Direction:
Give the listing again in full, exactly as written.

Data excerpts
* START *
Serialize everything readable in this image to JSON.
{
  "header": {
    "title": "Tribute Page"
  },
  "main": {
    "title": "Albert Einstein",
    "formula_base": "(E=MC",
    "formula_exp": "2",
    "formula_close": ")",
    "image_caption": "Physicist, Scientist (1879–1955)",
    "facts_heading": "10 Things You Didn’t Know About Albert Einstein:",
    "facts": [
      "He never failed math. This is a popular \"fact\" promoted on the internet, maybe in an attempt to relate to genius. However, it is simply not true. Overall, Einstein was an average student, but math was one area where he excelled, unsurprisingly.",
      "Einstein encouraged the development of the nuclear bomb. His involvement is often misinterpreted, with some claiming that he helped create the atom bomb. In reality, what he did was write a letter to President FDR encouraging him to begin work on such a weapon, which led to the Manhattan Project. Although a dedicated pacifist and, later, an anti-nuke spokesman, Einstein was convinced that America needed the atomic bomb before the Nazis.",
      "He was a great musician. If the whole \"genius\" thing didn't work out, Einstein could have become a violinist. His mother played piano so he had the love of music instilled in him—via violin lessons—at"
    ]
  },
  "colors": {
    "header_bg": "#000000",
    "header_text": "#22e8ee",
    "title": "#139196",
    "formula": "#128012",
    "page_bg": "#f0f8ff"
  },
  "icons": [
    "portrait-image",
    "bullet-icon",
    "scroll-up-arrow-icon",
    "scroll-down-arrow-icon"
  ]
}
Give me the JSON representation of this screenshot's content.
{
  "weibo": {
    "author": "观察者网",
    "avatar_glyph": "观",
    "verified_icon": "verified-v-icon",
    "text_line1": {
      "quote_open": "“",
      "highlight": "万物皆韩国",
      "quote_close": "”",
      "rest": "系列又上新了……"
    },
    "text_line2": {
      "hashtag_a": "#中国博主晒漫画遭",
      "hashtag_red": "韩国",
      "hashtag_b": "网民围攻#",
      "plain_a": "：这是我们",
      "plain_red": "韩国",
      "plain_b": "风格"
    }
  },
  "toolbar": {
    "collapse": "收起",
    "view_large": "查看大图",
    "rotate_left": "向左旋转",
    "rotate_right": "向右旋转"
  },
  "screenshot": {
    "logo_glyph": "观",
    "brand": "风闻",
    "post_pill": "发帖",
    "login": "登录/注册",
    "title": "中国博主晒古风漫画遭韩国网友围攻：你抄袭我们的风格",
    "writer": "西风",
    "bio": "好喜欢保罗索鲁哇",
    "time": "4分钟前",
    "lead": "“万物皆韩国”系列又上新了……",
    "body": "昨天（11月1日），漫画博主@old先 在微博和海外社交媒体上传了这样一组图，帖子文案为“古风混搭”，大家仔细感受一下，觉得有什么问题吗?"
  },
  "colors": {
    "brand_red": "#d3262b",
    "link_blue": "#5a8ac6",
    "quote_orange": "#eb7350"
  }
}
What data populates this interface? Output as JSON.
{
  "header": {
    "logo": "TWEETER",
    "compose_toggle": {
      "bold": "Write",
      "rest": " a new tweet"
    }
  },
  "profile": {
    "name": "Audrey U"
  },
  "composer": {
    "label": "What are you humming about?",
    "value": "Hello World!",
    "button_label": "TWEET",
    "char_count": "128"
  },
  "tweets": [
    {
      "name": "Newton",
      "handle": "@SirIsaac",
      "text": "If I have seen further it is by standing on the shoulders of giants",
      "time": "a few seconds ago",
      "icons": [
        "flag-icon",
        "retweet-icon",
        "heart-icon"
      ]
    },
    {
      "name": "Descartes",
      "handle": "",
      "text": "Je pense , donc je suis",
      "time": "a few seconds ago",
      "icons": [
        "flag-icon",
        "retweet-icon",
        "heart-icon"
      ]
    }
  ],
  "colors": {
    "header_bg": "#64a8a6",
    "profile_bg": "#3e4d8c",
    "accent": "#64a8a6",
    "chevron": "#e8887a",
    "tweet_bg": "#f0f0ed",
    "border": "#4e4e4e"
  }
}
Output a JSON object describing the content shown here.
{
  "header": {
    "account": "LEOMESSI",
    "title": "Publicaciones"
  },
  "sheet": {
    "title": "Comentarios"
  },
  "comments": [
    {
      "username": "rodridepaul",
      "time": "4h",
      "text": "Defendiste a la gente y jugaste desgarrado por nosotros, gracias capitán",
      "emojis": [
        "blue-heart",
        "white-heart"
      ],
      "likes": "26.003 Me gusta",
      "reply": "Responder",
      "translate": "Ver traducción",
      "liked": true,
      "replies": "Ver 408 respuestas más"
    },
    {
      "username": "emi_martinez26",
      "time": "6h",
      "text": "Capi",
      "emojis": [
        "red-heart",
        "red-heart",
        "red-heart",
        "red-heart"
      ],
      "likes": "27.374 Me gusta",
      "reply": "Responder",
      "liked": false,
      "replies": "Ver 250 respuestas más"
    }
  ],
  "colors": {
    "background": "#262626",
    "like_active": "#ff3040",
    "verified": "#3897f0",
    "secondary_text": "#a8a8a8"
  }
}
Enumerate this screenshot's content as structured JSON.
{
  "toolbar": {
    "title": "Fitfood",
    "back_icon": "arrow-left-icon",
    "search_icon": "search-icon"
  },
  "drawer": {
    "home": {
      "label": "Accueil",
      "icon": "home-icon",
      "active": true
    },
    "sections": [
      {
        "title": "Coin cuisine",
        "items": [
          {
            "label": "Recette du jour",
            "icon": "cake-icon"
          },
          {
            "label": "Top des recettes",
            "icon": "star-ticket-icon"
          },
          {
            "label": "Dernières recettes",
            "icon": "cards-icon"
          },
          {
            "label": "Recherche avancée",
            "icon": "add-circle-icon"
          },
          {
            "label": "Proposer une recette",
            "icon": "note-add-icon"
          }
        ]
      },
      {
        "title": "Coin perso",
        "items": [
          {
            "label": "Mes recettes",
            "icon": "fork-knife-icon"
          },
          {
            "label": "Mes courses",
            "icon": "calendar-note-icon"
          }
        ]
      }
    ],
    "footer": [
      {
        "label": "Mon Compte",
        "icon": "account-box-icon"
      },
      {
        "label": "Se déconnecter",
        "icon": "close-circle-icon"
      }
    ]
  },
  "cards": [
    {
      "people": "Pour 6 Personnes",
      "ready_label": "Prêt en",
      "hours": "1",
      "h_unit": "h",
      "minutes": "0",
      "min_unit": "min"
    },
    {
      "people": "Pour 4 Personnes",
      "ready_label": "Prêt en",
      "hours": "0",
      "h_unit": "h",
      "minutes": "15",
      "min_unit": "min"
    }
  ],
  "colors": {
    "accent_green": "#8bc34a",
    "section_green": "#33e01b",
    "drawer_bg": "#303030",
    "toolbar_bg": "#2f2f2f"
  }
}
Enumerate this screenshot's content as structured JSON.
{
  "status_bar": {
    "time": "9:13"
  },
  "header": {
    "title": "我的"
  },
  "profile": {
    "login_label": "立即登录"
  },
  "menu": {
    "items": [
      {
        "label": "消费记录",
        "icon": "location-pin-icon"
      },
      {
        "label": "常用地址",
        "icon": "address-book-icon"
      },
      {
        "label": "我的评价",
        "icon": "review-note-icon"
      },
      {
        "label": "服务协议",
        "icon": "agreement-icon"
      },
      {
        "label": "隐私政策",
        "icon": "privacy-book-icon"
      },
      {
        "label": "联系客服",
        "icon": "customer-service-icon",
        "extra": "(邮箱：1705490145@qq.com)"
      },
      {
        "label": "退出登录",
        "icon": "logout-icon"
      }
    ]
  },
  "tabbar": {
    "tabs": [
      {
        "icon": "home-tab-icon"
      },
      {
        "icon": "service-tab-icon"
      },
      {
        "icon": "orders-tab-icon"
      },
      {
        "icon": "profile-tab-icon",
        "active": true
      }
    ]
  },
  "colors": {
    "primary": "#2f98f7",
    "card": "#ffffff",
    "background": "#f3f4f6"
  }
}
* END *
Result of the exercise:
Serialize everything readable in this image to JSON.
{
  "header": {
    "title": "Tribute Page"
  },
  "main": {
    "title": "Albert Einstein",
    "formula_base": "(E=MC",
    "formula_exp": "2",
    "formula_close": ")",
    "image_caption": "Physicist, Scientist (1879–1955)",
    "facts_heading": "10 Things You Didn’t Know About Albert Einstein:",
    "facts": [
      "He never failed math. This is a popular \"fact\" promoted on the internet, maybe in an attempt to relate to genius. However, it is simply not true. Overall, Einstein was an average student, but math was one area where he excelled, unsurprisingly.",
      "Einstein encouraged the development of the nuclear bomb. His involvement is often misinterpreted, with some claiming that he helped create the atom bomb. In reality, what he did was write a letter to President FDR encouraging him to begin work on such a weapon, which led to the Manhattan Project. Although a dedicated pacifist and, later, an anti-nuke spokesman, Einstein was convinced that America needed the atomic bomb before the Nazis.",
      "He was a great musician. If the whole \"genius\" thing didn't work out, Einstein could have become a violinist. His mother played piano so he had the love of music instilled in him—via violin lessons—at"
    ]
  },
  "colors": {
    "header_bg": "#000000",
    "header_text": "#22e8ee",
    "title": "#139196",
    "formula": "#128012",
    "page_bg": "#f0f8ff"
  },
  "icons": [
    "portrait-image",
    "bullet-icon",
    "scroll-up-arrow-icon",
    "scroll-down-arrow-icon"
  ]
}
Give me the JSON representation of this screenshot's content.
{
  "weibo": {
    "author": "观察者网",
    "avatar_glyph": "观",
    "verified_icon": "verified-v-icon",
    "text_line1": {
      "quote_open": "“",
      "highlight": "万物皆韩国",
      "quote_close": "”",
      "rest": "系列又上新了……"
    },
    "text_line2": {
      "hashtag_a": "#中国博主晒漫画遭",
      "hashtag_red": "韩国",
      "hashtag_b": "网民围攻#",
      "plain_a": "：这是我们",
      "plain_red": "韩国",
      "plain_b": "风格"
    }
  },
  "toolbar": {
    "collapse": "收起",
    "view_large": "查看大图",
    "rotate_left": "向左旋转",
    "rotate_right": "向右旋转"
  },
  "screenshot": {
    "logo_glyph": "观",
    "brand": "风闻",
    "post_pill": "发帖",
    "login": "登录/注册",
    "title": "中国博主晒古风漫画遭韩国网友围攻：你抄袭我们的风格",
    "writer": "西风",
    "bio": "好喜欢保罗索鲁哇",
    "time": "4分钟前",
    "lead": "“万物皆韩国”系列又上新了……",
    "body": "昨天（11月1日），漫画博主@old先 在微博和海外社交媒体上传了这样一组图，帖子文案为“古风混搭”，大家仔细感受一下，觉得有什么问题吗?"
  },
  "colors": {
    "brand_red": "#d3262b",
    "link_blue": "#5a8ac6",
    "quote_orange": "#eb7350"
  }
}
What data populates this interface? Output as JSON.
{
  "header": {
    "logo": "TWEETER",
    "compose_toggle": {
      "bold": "Write",
      "rest": " a new tweet"
    }
  },
  "profile": {
    "name": "Audrey U"
  },
  "composer": {
    "label": "What are you humming about?",
    "value": "Hello World!",
    "button_label": "TWEET",
    "char_count": "128"
  },
  "tweets": [
    {
      "name": "Newton",
      "handle": "@SirIsaac",
      "text": "If I have seen further it is by standing on the shoulders of giants",
      "time": "a few seconds ago",
      "icons": [
        "flag-icon",
        "retweet-icon",
        "heart-icon"
      ]
    },
    {
      "name": "Descartes",
      "handle": "",
      "text": "Je pense , donc je suis",
      "time": "a few seconds ago",
      "icons": [
        "flag-icon",
        "retweet-icon",
        "heart-icon"
      ]
    }
  ],
  "colors": {
    "header_bg": "#64a8a6",
    "profile_bg": "#3e4d8c",
    "accent": "#64a8a6",
    "chevron": "#e8887a",
    "tweet_bg": "#f0f0ed",
    "border": "#4e4e4e"
  }
}
Output a JSON object describing the content shown here.
{
  "header": {
    "account": "LEOMESSI",
    "title": "Publicaciones"
  },
  "sheet": {
    "title": "Comentarios"
  },
  "comments": [
    {
      "username": "rodridepaul",
      "time": "4h",
      "text": "Defendiste a la gente y jugaste desgarrado por nosotros, gracias capitán",
      "emojis": [
        "blue-heart",
        "white-heart"
      ],
      "likes": "26.003 Me gusta",
      "reply": "Responder",
      "translate": "Ver traducción",
      "liked": true,
      "replies": "Ver 408 respuestas más"
    },
    {
      "username": "emi_martinez26",
      "time": "6h",
      "text": "Capi",
      "emojis": [
        "red-heart",
        "red-heart",
        "red-heart",
        "red-heart"
      ],
      "likes": "27.374 Me gusta",
      "reply": "Responder",
      "liked": false,
      "replies": "Ver 250 respuestas más"
    }
  ],
  "colors": {
    "background": "#262626",
    "like_active": "#ff3040",
    "verified": "#3897f0",
    "secondary_text": "#a8a8a8"
  }
}
Enumerate this screenshot's content as structured JSON.
{
  "toolbar": {
    "title": "Fitfood",
    "back_icon": "arrow-left-icon",
    "search_icon": "search-icon"
  },
  "drawer": {
    "home": {
      "label": "Accueil",
      "icon": "home-icon",
      "active": true
    },
    "sections": [
      {
        "title": "Coin cuisine",
        "items": [
          {
            "label": "Recette du jour",
            "icon": "cake-icon"
          },
          {
            "label": "Top des recettes",
            "icon": "star-ticket-icon"
          },
          {
            "label": "Dernières recettes",
            "icon": "cards-icon"
          },
          {
            "label": "Recherche avancée",
            "icon": "add-circle-icon"
          },
          {
            "label": "Proposer une recette",
            "icon": "note-add-icon"
          }
        ]
      },
      {
        "title": "Coin perso",
        "items": [
          {
            "label": "Mes recettes",
            "icon": "fork-knife-icon"
          },
          {
            "label": "Mes courses",
            "icon": "calendar-note-icon"
          }
        ]
      }
    ],
    "footer": [
      {
        "label": "Mon Compte",
        "icon": "account-box-icon"
      },
      {
        "label": "Se déconnecter",
        "icon": "close-circle-icon"
      }
    ]
  },
  "cards": [
    {
      "people": "Pour 6 Personnes",
      "ready_label": "Prêt en",
      "hours": "1",
      "h_unit": "h",
      "minutes": "0",
      "min_unit": "min"
    },
    {
      "people": "Pour 4 Personnes",
      "ready_label": "Prêt en",
      "hours": "0",
      "h_unit": "h",
      "minutes": "15",
      "min_unit": "min"
    }
  ],
  "colors": {
    "accent_green": "#8bc34a",
    "section_green": "#33e01b",
    "drawer_bg": "#303030",
    "toolbar_bg": "#2f2f2f"
  }
}
Enumerate this screenshot's content as structured JSON.
{
  "status_bar": {
    "time": "9:13"
  },
  "header": {
    "title": "我的"
  },
  "profile": {
    "login_label": "立即登录"
  },
  "menu": {
    "items": [
      {
        "label": "消费记录",
        "icon": "location-pin-icon"
      },
      {
        "label": "常用地址",
        "icon": "address-book-icon"
      },
      {
        "label": "我的评价",
        "icon": "review-note-icon"
      },
      {
        "label": "服务协议",
        "icon": "agreement-icon"
      },
      {
        "label": "隐私政策",
        "icon": "privacy-book-icon"
      },
      {
        "label": "联系客服",
        "icon": "customer-service-icon",
        "extra": "(邮箱：1705490145@qq.com)"
      },
      {
        "label": "退出登录",
        "icon": "logout-icon"
      }
    ]
  },
  "tabbar": {
    "tabs": [
      {
        "icon": "home-tab-icon"
      },
      {
        "icon": "service-tab-icon"
      },
      {
        "icon": "orders-tab-icon"
      },
      {
        "icon": "profile-tab-icon",
        "active": true
      }
    ]
  },
  "colors": {
    "primary": "#2f98f7",
    "card": "#ffffff",
    "background": "#f3f4f6"
  }
}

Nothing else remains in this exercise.